Show all lines holding "РОСМЭН".

====== STORED ROWS ======

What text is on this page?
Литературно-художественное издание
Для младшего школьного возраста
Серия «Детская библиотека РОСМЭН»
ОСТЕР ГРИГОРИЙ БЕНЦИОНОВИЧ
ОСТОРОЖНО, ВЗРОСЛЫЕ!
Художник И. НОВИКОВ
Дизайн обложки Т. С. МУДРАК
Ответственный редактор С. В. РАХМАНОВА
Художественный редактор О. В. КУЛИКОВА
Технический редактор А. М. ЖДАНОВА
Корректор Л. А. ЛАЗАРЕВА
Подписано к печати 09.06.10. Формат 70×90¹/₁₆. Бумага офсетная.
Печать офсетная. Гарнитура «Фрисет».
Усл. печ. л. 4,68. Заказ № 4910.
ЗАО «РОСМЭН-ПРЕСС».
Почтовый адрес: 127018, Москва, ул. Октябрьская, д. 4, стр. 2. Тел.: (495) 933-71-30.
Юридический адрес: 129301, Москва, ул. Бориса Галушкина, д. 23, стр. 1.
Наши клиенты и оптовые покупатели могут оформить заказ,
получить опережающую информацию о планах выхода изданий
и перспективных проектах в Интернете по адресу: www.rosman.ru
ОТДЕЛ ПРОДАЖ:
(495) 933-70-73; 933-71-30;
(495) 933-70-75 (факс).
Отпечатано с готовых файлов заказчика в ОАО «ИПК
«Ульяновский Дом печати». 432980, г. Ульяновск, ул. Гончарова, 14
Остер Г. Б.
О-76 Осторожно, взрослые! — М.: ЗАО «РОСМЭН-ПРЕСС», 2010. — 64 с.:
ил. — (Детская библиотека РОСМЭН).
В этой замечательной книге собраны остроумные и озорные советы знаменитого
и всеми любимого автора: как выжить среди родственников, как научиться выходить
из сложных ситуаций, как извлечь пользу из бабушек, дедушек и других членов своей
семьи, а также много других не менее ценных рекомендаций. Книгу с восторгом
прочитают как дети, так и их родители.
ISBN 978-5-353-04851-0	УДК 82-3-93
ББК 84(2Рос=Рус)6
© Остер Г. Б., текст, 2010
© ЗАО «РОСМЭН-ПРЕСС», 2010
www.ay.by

======

**SOLVED PROBLEM**
Серия «Детская библиотека РОСМЭН»
ЗАО «РОСМЭН-ПРЕСС».
О-76 Осторожно, взрослые! — М.: ЗАО «РОСМЭН-ПРЕСС», 2010. — 64 с.:
ил. — (Детская библиотека РОСМЭН).
© ЗАО «РОСМЭН-ПРЕСС», 2010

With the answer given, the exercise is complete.